### INSTRUCTIONS FOR THE TASK
Give the number of lines that include the word "this", nothing more.
======== RECORD LIST ========
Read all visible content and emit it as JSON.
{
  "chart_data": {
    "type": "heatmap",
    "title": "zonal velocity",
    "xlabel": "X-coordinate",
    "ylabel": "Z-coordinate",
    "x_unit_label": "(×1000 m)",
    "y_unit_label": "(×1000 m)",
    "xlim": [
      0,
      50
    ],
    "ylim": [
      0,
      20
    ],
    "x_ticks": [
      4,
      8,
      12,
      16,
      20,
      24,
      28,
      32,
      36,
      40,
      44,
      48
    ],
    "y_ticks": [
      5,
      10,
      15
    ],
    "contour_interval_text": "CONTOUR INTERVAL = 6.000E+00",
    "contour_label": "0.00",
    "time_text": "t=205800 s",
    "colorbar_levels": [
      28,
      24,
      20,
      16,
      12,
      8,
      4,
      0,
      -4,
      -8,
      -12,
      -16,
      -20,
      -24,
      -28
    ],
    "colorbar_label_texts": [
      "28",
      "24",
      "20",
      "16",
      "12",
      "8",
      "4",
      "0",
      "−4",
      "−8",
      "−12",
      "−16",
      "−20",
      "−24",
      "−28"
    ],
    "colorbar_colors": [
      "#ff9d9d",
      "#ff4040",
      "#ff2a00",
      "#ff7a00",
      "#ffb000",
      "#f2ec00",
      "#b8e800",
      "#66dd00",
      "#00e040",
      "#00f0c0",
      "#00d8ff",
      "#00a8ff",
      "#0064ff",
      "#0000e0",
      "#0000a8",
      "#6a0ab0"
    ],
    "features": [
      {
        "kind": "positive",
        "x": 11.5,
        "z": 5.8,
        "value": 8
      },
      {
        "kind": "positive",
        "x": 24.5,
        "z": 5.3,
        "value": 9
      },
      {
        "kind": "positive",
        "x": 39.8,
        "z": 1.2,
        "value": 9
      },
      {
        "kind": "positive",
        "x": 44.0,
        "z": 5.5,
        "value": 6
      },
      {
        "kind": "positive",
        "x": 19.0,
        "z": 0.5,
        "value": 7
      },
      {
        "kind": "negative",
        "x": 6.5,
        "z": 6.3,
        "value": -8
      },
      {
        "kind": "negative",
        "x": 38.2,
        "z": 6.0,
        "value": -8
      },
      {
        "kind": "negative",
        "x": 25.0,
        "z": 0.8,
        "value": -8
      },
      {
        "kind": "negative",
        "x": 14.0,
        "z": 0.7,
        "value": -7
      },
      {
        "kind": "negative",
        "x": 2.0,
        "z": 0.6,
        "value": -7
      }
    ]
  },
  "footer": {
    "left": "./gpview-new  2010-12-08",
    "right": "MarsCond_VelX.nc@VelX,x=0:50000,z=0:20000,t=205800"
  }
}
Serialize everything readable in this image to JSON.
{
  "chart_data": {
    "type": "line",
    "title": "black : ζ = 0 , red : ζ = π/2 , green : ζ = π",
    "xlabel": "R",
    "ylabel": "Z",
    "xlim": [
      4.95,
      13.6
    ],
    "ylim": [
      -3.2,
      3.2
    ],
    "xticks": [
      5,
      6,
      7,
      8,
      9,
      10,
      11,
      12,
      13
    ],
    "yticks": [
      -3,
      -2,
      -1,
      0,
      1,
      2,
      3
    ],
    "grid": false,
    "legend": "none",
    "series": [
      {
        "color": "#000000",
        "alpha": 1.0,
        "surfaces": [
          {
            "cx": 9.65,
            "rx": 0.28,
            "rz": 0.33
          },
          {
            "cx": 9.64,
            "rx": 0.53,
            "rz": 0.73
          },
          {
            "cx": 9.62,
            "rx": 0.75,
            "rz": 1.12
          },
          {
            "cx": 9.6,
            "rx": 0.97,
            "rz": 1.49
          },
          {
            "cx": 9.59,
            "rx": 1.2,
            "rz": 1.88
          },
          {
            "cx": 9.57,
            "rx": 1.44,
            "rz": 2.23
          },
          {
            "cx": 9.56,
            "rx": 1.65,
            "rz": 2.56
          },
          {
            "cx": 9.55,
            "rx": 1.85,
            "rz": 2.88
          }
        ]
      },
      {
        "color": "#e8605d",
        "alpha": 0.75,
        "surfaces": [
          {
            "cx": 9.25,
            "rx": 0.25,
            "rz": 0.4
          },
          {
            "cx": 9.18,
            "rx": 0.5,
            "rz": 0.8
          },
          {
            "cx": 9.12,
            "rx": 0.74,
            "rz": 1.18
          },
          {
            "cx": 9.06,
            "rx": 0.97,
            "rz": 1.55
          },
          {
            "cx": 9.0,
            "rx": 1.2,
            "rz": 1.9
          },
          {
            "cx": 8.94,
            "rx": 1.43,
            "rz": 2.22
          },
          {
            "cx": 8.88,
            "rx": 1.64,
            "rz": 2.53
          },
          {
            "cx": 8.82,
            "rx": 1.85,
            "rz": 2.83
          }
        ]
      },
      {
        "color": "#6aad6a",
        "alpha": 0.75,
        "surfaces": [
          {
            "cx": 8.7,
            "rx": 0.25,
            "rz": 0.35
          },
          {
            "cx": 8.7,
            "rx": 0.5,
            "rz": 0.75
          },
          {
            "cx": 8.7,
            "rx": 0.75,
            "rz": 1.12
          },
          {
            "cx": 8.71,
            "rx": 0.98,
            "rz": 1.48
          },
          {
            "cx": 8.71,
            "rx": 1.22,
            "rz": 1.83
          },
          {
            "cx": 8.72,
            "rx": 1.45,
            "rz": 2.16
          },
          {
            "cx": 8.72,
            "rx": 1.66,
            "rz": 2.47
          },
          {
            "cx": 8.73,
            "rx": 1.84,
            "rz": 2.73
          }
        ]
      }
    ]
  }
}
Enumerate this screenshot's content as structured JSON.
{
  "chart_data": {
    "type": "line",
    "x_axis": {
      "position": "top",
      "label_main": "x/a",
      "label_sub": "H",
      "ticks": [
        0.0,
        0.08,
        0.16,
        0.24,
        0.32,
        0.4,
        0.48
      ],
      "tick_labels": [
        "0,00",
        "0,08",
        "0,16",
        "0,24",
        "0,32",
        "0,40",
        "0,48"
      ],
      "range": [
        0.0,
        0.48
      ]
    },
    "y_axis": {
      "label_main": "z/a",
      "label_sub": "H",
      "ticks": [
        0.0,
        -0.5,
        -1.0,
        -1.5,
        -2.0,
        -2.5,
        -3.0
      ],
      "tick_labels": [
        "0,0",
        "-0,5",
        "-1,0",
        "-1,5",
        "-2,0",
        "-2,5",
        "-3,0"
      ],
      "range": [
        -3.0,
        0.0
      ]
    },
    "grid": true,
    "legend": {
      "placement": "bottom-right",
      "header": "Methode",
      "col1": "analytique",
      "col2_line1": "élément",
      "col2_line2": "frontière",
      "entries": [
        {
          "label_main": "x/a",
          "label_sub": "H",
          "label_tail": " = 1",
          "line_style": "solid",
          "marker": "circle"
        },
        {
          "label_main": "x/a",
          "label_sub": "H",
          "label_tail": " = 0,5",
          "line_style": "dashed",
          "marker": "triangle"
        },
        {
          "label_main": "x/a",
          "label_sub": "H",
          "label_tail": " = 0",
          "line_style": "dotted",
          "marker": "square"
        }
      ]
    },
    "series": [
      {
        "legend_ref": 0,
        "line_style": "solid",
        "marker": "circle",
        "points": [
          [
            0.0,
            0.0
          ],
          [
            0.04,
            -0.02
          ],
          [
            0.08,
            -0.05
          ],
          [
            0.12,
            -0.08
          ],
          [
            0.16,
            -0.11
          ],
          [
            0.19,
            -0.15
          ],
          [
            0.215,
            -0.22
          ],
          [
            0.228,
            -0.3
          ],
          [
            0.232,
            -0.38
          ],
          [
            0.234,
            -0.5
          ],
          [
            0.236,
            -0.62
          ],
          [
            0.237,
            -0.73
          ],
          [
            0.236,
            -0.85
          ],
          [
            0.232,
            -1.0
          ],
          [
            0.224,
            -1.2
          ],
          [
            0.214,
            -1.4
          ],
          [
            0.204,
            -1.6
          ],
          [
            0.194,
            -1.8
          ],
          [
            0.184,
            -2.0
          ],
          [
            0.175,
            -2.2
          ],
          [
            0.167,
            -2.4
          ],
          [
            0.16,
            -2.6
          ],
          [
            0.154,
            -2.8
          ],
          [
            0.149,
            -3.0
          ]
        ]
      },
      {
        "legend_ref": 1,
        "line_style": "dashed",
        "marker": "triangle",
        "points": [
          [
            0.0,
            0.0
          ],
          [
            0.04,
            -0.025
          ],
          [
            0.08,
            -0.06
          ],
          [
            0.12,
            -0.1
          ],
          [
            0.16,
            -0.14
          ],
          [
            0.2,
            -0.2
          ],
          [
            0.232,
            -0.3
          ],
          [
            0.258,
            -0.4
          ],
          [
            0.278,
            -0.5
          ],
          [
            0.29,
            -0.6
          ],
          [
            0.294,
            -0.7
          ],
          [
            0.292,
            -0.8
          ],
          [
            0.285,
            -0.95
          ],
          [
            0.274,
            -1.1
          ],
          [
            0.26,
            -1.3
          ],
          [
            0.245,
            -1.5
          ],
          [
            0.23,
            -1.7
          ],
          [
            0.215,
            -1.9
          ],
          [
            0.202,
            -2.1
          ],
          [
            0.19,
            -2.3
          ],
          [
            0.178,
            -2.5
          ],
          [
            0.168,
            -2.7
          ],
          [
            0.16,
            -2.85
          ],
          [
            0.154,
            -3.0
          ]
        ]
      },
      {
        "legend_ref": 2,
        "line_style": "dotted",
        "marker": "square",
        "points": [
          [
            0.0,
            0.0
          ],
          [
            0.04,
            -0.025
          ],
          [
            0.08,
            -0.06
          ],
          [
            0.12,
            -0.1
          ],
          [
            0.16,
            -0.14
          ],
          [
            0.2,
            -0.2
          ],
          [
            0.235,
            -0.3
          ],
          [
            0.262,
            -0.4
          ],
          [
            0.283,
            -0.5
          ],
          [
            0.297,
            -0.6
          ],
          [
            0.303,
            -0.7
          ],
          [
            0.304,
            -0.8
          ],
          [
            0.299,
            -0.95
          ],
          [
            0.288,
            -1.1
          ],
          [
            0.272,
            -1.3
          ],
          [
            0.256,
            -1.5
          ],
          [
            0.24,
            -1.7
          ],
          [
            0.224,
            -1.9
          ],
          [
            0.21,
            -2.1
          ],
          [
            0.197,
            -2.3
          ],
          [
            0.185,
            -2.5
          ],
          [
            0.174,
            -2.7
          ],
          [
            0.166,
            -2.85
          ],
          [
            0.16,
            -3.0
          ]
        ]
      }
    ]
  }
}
========
### EXERCISE RESULT
2